Aim of the task
Restate all of the entries exactly, dropping any pictures they hold.

Collection entries
+++++
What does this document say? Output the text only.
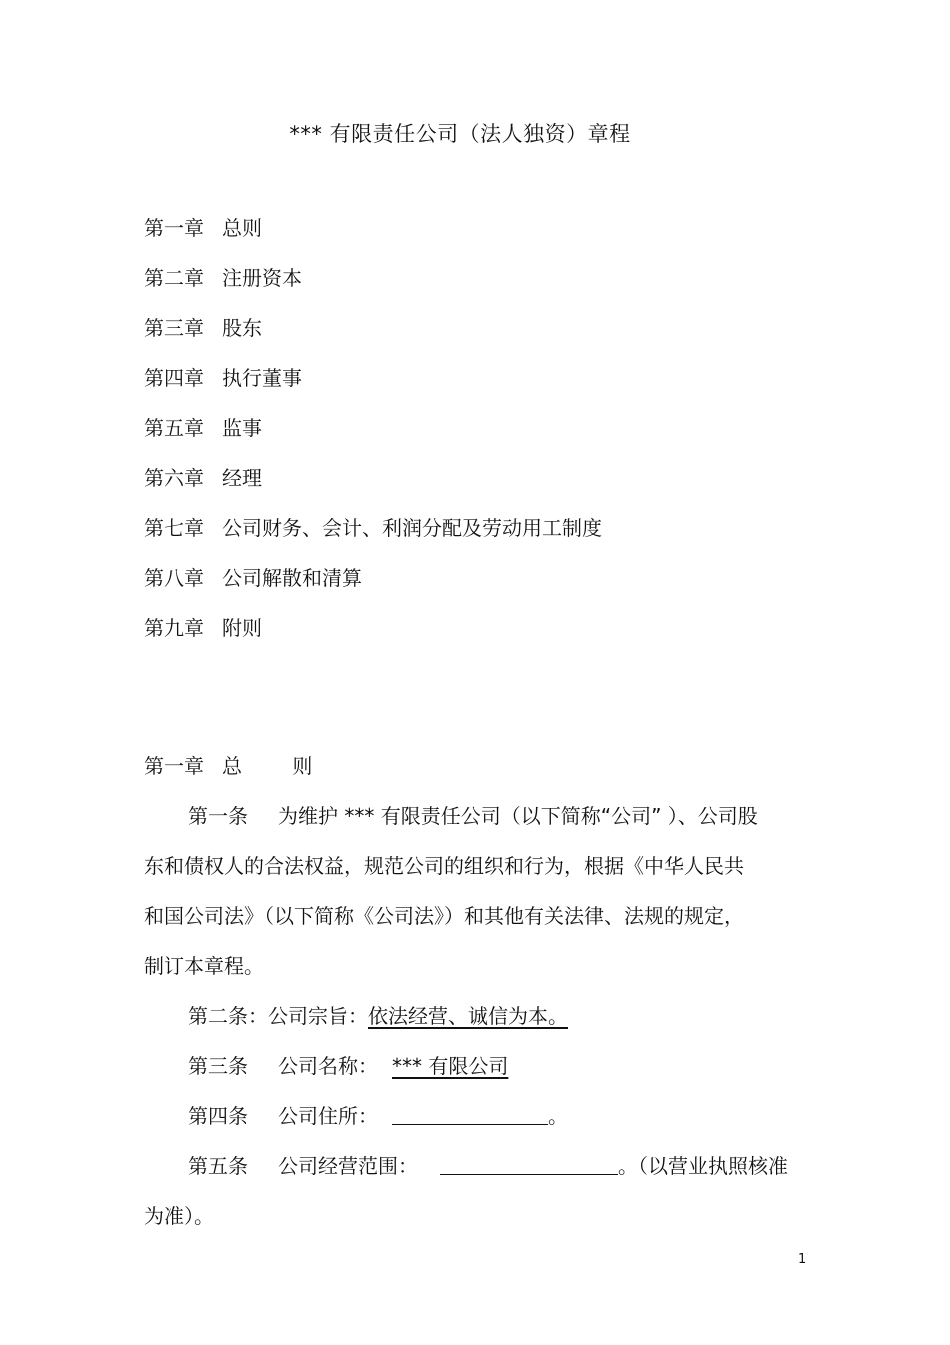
*** 有限责任公司（法人独资）章程
第一章 总则
第二章 注册资本
第三章 股东
第四章 执行董事
第五章 监事
第六章 经理
第七章 公司财务、会计、利润分配及劳动用工制度
第八章 公司解散和清算
第九章 附则
第一章 总 则
第一条 为维护 *** 有限责任公司（以下简称“公司” ）、公司股
东和债权人的合法权益，规范公司的组织和行为，根据《中华人民共
和国公司法》（以下简称《公司法》）和其他有关法律、法规的规定，
制订本章程。
第二条：公司宗旨：依法经营、诚信为本。
第三条 公司名称： *** 有限公司
第四条 公司住所：	。
第五条 公司经营范围：	。（以营业执照核准
为准）。
1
+++++
Reply to the exercise
What does this document say? Output the text only.
*** 有限责任公司（法人独资）章程
第一章 总则
第二章 注册资本
第三章 股东
第四章 执行董事
第五章 监事
第六章 经理
第七章 公司财务、会计、利润分配及劳动用工制度
第八章 公司解散和清算
第九章 附则
第一章 总 则
第一条 为维护 *** 有限责任公司（以下简称“公司” ）、公司股
东和债权人的合法权益，规范公司的组织和行为，根据《中华人民共
和国公司法》（以下简称《公司法》）和其他有关法律、法规的规定，
制订本章程。
第二条：公司宗旨：依法经营、诚信为本。
第三条 公司名称： *** 有限公司
第四条 公司住所：	。
第五条 公司经营范围：	。（以营业执照核准
为准）。
1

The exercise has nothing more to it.